__JOB__. Count every line below in which "structured" occurs, then give only the count.

## start SUPPLIED MATERIAL

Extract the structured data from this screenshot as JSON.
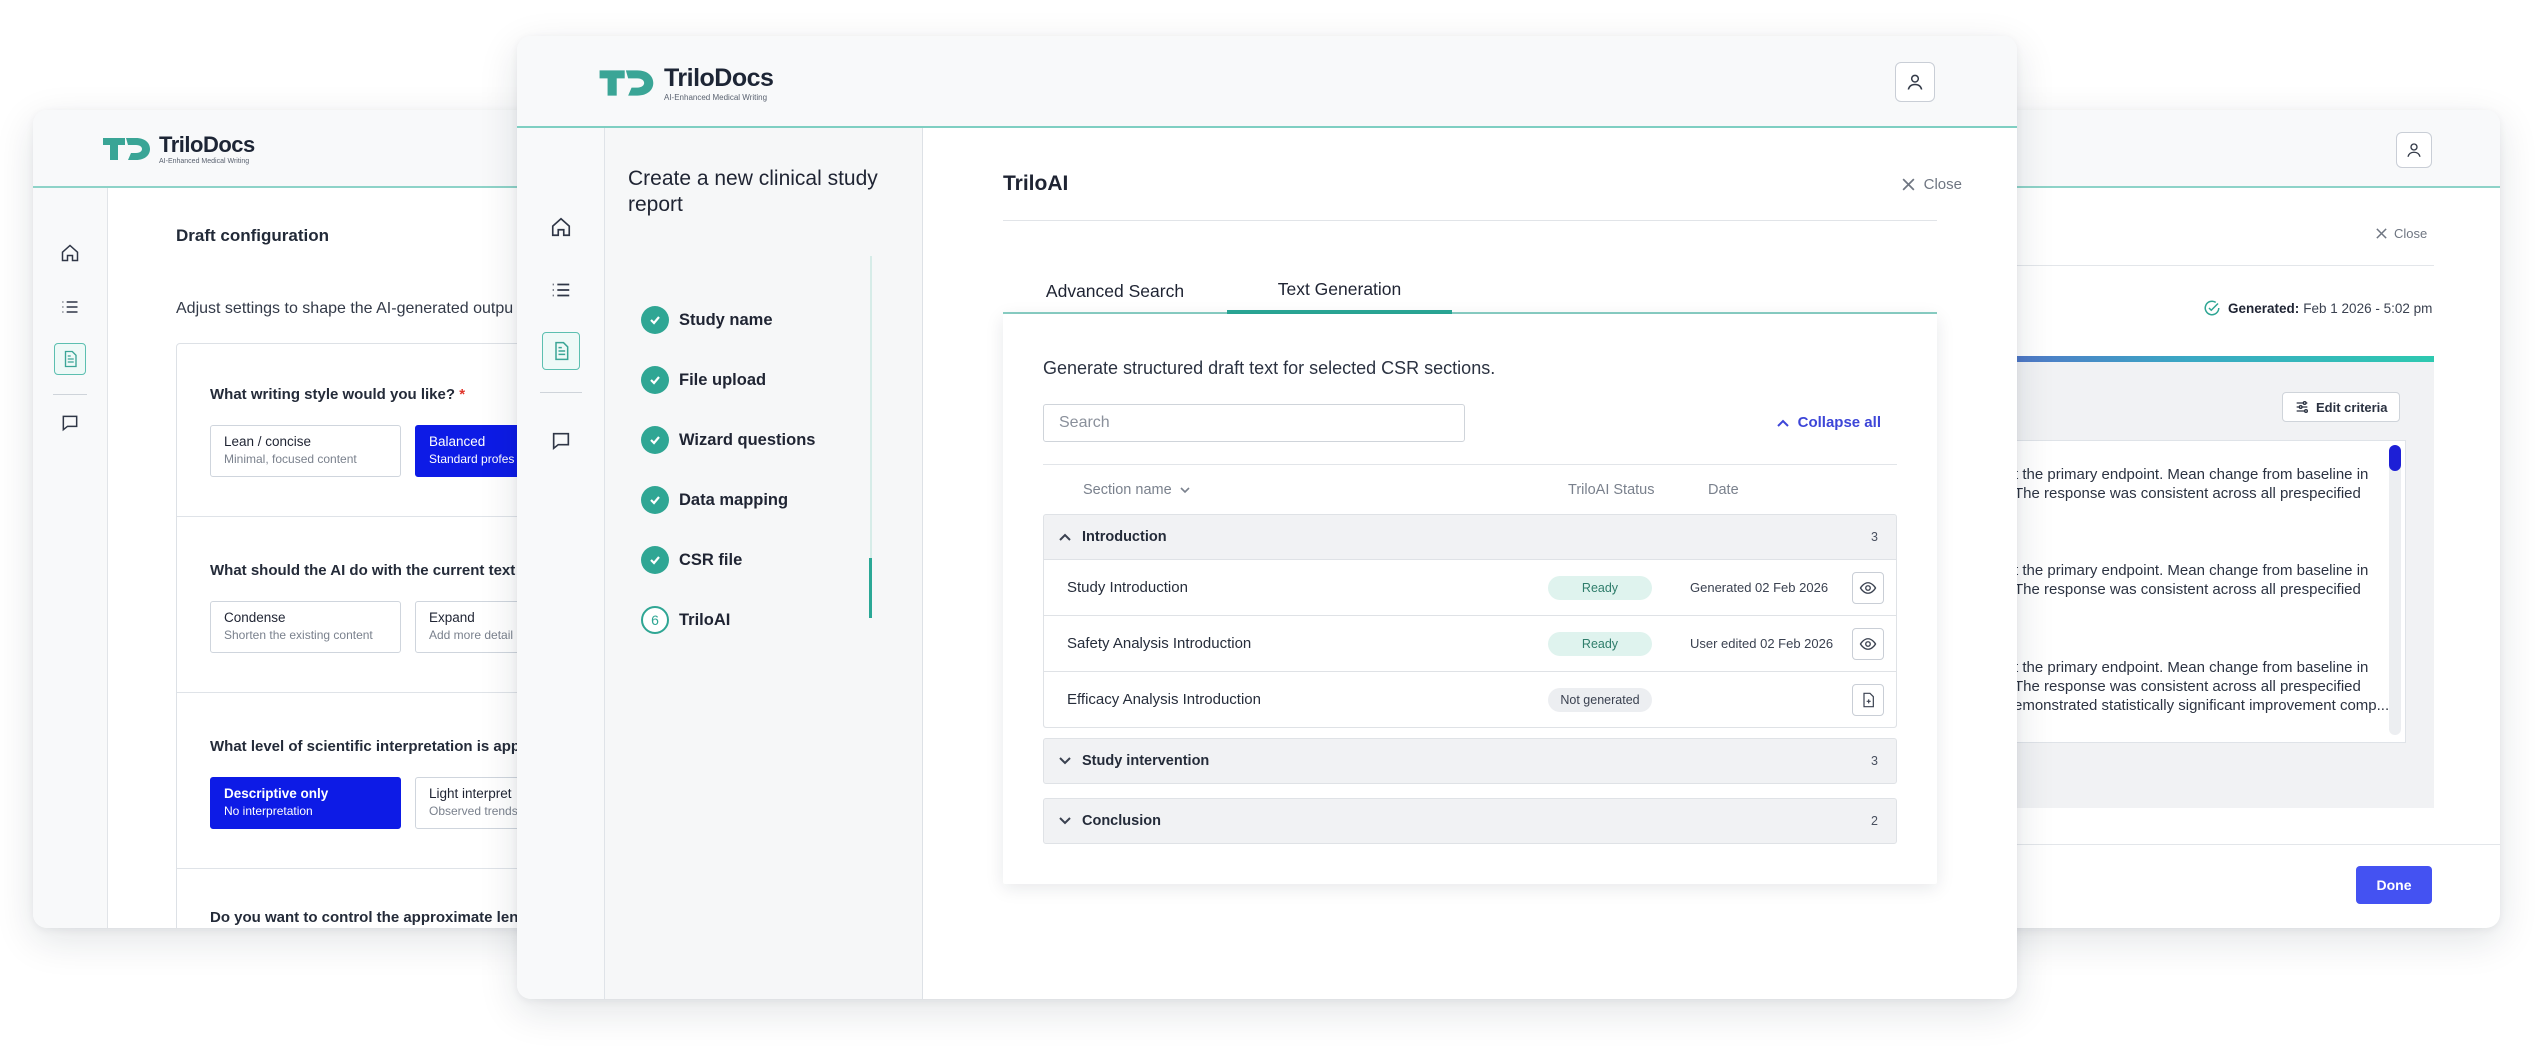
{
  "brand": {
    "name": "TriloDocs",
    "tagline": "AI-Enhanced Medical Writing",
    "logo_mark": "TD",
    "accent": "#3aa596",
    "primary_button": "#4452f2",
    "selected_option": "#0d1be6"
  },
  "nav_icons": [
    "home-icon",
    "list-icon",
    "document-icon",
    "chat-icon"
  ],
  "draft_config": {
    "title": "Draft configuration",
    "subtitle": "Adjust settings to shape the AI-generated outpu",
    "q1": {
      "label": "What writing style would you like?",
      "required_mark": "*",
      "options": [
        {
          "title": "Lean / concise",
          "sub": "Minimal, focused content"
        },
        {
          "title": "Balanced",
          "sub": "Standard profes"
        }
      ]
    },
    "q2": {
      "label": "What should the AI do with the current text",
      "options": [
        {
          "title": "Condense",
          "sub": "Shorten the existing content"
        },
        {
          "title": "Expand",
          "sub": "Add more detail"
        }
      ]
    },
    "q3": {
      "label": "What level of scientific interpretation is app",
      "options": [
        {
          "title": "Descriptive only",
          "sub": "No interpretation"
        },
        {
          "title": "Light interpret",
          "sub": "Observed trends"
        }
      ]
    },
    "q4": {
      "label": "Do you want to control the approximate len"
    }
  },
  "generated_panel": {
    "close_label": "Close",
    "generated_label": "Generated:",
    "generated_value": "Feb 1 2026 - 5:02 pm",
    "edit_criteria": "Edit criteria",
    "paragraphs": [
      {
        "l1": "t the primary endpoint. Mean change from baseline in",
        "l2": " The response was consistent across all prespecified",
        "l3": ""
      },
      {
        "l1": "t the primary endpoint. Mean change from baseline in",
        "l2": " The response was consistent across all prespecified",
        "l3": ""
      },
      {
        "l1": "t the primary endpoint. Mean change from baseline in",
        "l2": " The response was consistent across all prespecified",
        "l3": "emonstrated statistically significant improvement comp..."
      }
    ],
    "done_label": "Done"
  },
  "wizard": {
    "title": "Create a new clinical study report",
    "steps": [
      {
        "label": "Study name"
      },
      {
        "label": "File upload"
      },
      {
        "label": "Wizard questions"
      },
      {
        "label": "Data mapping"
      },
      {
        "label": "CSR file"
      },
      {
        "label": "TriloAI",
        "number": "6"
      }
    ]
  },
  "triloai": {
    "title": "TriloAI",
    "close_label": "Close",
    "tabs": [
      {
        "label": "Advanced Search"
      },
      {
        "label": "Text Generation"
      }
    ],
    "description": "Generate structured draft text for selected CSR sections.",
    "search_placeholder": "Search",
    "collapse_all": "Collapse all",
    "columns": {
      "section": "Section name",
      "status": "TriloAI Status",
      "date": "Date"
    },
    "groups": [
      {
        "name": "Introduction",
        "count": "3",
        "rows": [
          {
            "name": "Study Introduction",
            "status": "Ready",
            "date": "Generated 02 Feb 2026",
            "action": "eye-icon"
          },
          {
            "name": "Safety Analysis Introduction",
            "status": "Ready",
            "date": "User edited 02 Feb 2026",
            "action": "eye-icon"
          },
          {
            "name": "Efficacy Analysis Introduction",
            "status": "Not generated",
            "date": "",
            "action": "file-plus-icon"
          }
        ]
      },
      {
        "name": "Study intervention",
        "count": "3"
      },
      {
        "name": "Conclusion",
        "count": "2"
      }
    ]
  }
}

## end SUPPLIED MATERIAL

__SOLUTION__. 2